Request
Every entry below must appear again, exactly as written.

Data in this exercise
┌────────

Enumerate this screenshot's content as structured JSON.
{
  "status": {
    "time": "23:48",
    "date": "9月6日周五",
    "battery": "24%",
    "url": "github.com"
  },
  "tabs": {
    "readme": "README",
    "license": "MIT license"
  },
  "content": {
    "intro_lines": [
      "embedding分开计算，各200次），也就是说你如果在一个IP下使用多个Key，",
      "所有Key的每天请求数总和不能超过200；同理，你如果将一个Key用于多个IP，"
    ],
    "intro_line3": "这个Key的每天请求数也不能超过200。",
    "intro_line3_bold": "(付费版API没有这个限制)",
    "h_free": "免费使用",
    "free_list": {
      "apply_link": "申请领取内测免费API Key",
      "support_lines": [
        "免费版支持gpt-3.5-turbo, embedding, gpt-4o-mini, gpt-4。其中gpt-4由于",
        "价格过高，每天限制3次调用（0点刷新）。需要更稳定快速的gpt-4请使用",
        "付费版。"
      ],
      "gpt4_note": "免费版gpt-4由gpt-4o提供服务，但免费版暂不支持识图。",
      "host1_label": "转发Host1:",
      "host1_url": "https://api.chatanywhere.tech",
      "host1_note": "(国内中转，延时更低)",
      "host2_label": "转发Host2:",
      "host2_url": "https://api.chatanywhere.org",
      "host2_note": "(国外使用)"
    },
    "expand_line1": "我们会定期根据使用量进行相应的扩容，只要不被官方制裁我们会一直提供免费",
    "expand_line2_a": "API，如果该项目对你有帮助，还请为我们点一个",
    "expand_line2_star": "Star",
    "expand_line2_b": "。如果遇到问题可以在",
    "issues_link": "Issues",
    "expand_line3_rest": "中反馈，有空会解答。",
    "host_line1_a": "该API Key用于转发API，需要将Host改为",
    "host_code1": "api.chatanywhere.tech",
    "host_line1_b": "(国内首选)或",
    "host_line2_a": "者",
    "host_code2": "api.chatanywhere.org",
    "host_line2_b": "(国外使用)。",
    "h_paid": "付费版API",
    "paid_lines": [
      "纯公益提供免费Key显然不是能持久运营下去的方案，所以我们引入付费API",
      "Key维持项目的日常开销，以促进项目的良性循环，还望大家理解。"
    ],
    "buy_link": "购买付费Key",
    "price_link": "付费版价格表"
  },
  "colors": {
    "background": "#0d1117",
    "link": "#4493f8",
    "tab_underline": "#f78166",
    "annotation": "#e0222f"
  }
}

└────────

The answer
Enumerate this screenshot's content as structured JSON.
{
  "status": {
    "time": "23:48",
    "date": "9月6日周五",
    "battery": "24%",
    "url": "github.com"
  },
  "tabs": {
    "readme": "README",
    "license": "MIT license"
  },
  "content": {
    "intro_lines": [
      "embedding分开计算，各200次），也就是说你如果在一个IP下使用多个Key，",
      "所有Key的每天请求数总和不能超过200；同理，你如果将一个Key用于多个IP，"
    ],
    "intro_line3": "这个Key的每天请求数也不能超过200。",
    "intro_line3_bold": "(付费版API没有这个限制)",
    "h_free": "免费使用",
    "free_list": {
      "apply_link": "申请领取内测免费API Key",
      "support_lines": [
        "免费版支持gpt-3.5-turbo, embedding, gpt-4o-mini, gpt-4。其中gpt-4由于",
        "价格过高，每天限制3次调用（0点刷新）。需要更稳定快速的gpt-4请使用",
        "付费版。"
      ],
      "gpt4_note": "免费版gpt-4由gpt-4o提供服务，但免费版暂不支持识图。",
      "host1_label": "转发Host1:",
      "host1_url": "https://api.chatanywhere.tech",
      "host1_note": "(国内中转，延时更低)",
      "host2_label": "转发Host2:",
      "host2_url": "https://api.chatanywhere.org",
      "host2_note": "(国外使用)"
    },
    "expand_line1": "我们会定期根据使用量进行相应的扩容，只要不被官方制裁我们会一直提供免费",
    "expand_line2_a": "API，如果该项目对你有帮助，还请为我们点一个",
    "expand_line2_star": "Star",
    "expand_line2_b": "。如果遇到问题可以在",
    "issues_link": "Issues",
    "expand_line3_rest": "中反馈，有空会解答。",
    "host_line1_a": "该API Key用于转发API，需要将Host改为",
    "host_code1": "api.chatanywhere.tech",
    "host_line1_b": "(国内首选)或",
    "host_line2_a": "者",
    "host_code2": "api.chatanywhere.org",
    "host_line2_b": "(国外使用)。",
    "h_paid": "付费版API",
    "paid_lines": [
      "纯公益提供免费Key显然不是能持久运营下去的方案，所以我们引入付费API",
      "Key维持项目的日常开销，以促进项目的良性循环，还望大家理解。"
    ],
    "buy_link": "购买付费Key",
    "price_link": "付费版价格表"
  },
  "colors": {
    "background": "#0d1117",
    "link": "#4493f8",
    "tab_underline": "#f78166",
    "annotation": "#e0222f"
  }
}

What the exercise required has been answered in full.